_What is expected_
Restate all the material verbatim, except for the pictures.

_Information given_
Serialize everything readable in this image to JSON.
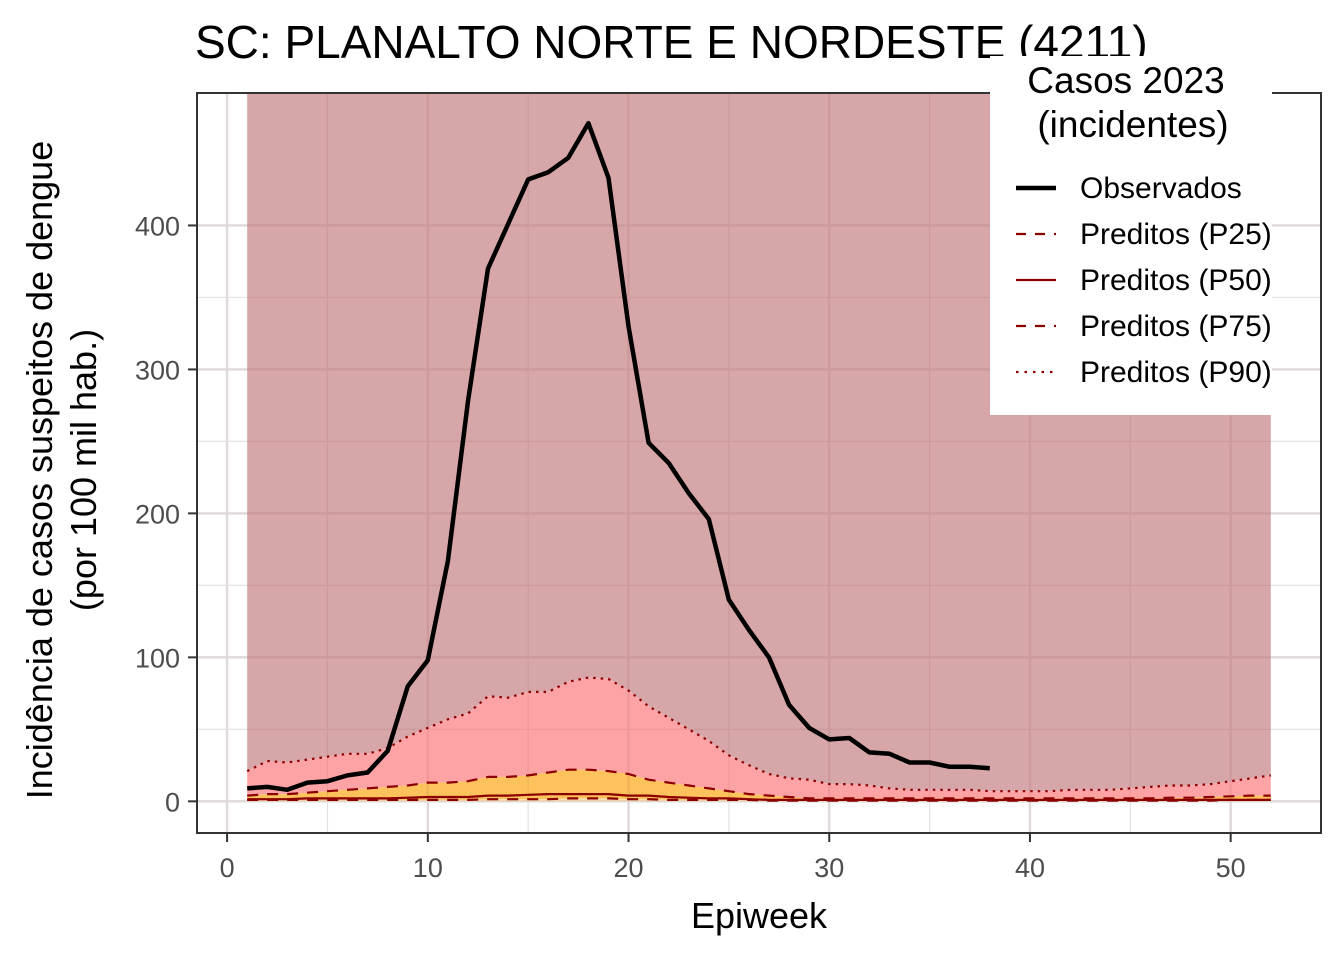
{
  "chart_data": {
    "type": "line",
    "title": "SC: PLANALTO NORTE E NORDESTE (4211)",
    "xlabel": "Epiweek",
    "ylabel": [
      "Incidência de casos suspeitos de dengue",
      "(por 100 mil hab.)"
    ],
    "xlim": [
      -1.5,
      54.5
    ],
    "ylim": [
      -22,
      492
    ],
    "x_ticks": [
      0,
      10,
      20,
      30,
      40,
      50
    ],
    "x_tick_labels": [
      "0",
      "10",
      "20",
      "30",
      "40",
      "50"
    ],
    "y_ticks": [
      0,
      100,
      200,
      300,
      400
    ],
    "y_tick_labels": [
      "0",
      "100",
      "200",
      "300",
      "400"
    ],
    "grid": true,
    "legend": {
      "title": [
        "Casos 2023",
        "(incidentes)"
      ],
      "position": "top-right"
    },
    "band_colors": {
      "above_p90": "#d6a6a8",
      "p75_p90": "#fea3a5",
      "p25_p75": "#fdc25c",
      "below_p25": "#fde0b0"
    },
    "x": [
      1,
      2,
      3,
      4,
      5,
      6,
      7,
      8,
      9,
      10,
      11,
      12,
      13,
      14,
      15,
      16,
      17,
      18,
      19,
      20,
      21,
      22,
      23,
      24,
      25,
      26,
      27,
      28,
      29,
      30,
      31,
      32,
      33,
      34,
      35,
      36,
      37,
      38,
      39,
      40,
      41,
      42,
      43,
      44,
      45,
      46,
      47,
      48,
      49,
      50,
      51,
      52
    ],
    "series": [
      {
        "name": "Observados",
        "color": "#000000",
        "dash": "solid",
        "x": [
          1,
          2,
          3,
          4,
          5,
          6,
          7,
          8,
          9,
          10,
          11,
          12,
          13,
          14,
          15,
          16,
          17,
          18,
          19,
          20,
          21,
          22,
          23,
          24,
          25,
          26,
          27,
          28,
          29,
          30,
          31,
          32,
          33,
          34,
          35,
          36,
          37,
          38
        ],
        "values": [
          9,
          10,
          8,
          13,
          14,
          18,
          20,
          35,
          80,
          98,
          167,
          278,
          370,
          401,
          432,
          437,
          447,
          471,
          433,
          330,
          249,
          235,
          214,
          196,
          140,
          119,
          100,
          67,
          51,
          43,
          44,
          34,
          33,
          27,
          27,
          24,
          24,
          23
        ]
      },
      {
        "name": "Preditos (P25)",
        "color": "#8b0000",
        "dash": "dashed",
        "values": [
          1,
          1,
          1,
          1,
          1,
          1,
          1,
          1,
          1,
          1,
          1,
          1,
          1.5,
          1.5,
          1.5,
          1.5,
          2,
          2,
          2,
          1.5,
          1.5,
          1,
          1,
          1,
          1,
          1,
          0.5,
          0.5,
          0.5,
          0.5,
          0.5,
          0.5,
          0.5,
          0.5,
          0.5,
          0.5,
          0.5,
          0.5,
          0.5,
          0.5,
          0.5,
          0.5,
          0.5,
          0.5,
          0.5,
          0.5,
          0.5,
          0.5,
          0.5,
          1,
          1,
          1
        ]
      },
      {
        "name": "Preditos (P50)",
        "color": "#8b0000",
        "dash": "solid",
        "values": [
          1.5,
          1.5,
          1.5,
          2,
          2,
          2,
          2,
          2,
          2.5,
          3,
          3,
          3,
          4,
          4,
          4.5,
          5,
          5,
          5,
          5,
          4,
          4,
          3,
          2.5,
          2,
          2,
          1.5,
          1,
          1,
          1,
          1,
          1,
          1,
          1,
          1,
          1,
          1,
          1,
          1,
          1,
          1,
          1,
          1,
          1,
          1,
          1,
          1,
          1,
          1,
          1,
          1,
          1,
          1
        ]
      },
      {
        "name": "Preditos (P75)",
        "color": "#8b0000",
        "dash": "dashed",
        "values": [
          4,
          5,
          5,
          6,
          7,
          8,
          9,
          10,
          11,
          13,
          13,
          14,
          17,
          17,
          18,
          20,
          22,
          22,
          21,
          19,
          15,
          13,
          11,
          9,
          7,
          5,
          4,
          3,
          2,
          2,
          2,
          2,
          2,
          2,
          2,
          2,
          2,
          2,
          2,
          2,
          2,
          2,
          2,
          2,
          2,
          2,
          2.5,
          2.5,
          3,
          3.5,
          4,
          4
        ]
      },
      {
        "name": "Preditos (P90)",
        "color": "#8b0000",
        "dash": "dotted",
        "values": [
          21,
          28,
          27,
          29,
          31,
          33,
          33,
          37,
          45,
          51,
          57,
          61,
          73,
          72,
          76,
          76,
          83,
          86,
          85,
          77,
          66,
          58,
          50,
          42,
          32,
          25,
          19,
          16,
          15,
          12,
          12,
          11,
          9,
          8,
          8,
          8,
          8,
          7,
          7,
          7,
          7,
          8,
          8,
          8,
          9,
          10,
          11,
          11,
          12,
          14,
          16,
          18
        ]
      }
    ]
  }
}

_Solved problem_
Serialize everything readable in this image to JSON.
{
  "chart_data": {
    "type": "line",
    "title": "SC: PLANALTO NORTE E NORDESTE (4211)",
    "xlabel": "Epiweek",
    "ylabel": [
      "Incidência de casos suspeitos de dengue",
      "(por 100 mil hab.)"
    ],
    "xlim": [
      -1.5,
      54.5
    ],
    "ylim": [
      -22,
      492
    ],
    "x_ticks": [
      0,
      10,
      20,
      30,
      40,
      50
    ],
    "x_tick_labels": [
      "0",
      "10",
      "20",
      "30",
      "40",
      "50"
    ],
    "y_ticks": [
      0,
      100,
      200,
      300,
      400
    ],
    "y_tick_labels": [
      "0",
      "100",
      "200",
      "300",
      "400"
    ],
    "grid": true,
    "legend": {
      "title": [
        "Casos 2023",
        "(incidentes)"
      ],
      "position": "top-right"
    },
    "band_colors": {
      "above_p90": "#d6a6a8",
      "p75_p90": "#fea3a5",
      "p25_p75": "#fdc25c",
      "below_p25": "#fde0b0"
    },
    "x": [
      1,
      2,
      3,
      4,
      5,
      6,
      7,
      8,
      9,
      10,
      11,
      12,
      13,
      14,
      15,
      16,
      17,
      18,
      19,
      20,
      21,
      22,
      23,
      24,
      25,
      26,
      27,
      28,
      29,
      30,
      31,
      32,
      33,
      34,
      35,
      36,
      37,
      38,
      39,
      40,
      41,
      42,
      43,
      44,
      45,
      46,
      47,
      48,
      49,
      50,
      51,
      52
    ],
    "series": [
      {
        "name": "Observados",
        "color": "#000000",
        "dash": "solid",
        "x": [
          1,
          2,
          3,
          4,
          5,
          6,
          7,
          8,
          9,
          10,
          11,
          12,
          13,
          14,
          15,
          16,
          17,
          18,
          19,
          20,
          21,
          22,
          23,
          24,
          25,
          26,
          27,
          28,
          29,
          30,
          31,
          32,
          33,
          34,
          35,
          36,
          37,
          38
        ],
        "values": [
          9,
          10,
          8,
          13,
          14,
          18,
          20,
          35,
          80,
          98,
          167,
          278,
          370,
          401,
          432,
          437,
          447,
          471,
          433,
          330,
          249,
          235,
          214,
          196,
          140,
          119,
          100,
          67,
          51,
          43,
          44,
          34,
          33,
          27,
          27,
          24,
          24,
          23
        ]
      },
      {
        "name": "Preditos (P25)",
        "color": "#8b0000",
        "dash": "dashed",
        "values": [
          1,
          1,
          1,
          1,
          1,
          1,
          1,
          1,
          1,
          1,
          1,
          1,
          1.5,
          1.5,
          1.5,
          1.5,
          2,
          2,
          2,
          1.5,
          1.5,
          1,
          1,
          1,
          1,
          1,
          0.5,
          0.5,
          0.5,
          0.5,
          0.5,
          0.5,
          0.5,
          0.5,
          0.5,
          0.5,
          0.5,
          0.5,
          0.5,
          0.5,
          0.5,
          0.5,
          0.5,
          0.5,
          0.5,
          0.5,
          0.5,
          0.5,
          0.5,
          1,
          1,
          1
        ]
      },
      {
        "name": "Preditos (P50)",
        "color": "#8b0000",
        "dash": "solid",
        "values": [
          1.5,
          1.5,
          1.5,
          2,
          2,
          2,
          2,
          2,
          2.5,
          3,
          3,
          3,
          4,
          4,
          4.5,
          5,
          5,
          5,
          5,
          4,
          4,
          3,
          2.5,
          2,
          2,
          1.5,
          1,
          1,
          1,
          1,
          1,
          1,
          1,
          1,
          1,
          1,
          1,
          1,
          1,
          1,
          1,
          1,
          1,
          1,
          1,
          1,
          1,
          1,
          1,
          1,
          1,
          1
        ]
      },
      {
        "name": "Preditos (P75)",
        "color": "#8b0000",
        "dash": "dashed",
        "values": [
          4,
          5,
          5,
          6,
          7,
          8,
          9,
          10,
          11,
          13,
          13,
          14,
          17,
          17,
          18,
          20,
          22,
          22,
          21,
          19,
          15,
          13,
          11,
          9,
          7,
          5,
          4,
          3,
          2,
          2,
          2,
          2,
          2,
          2,
          2,
          2,
          2,
          2,
          2,
          2,
          2,
          2,
          2,
          2,
          2,
          2,
          2.5,
          2.5,
          3,
          3.5,
          4,
          4
        ]
      },
      {
        "name": "Preditos (P90)",
        "color": "#8b0000",
        "dash": "dotted",
        "values": [
          21,
          28,
          27,
          29,
          31,
          33,
          33,
          37,
          45,
          51,
          57,
          61,
          73,
          72,
          76,
          76,
          83,
          86,
          85,
          77,
          66,
          58,
          50,
          42,
          32,
          25,
          19,
          16,
          15,
          12,
          12,
          11,
          9,
          8,
          8,
          8,
          8,
          7,
          7,
          7,
          7,
          8,
          8,
          8,
          9,
          10,
          11,
          11,
          12,
          14,
          16,
          18
        ]
      }
    ]
  }
}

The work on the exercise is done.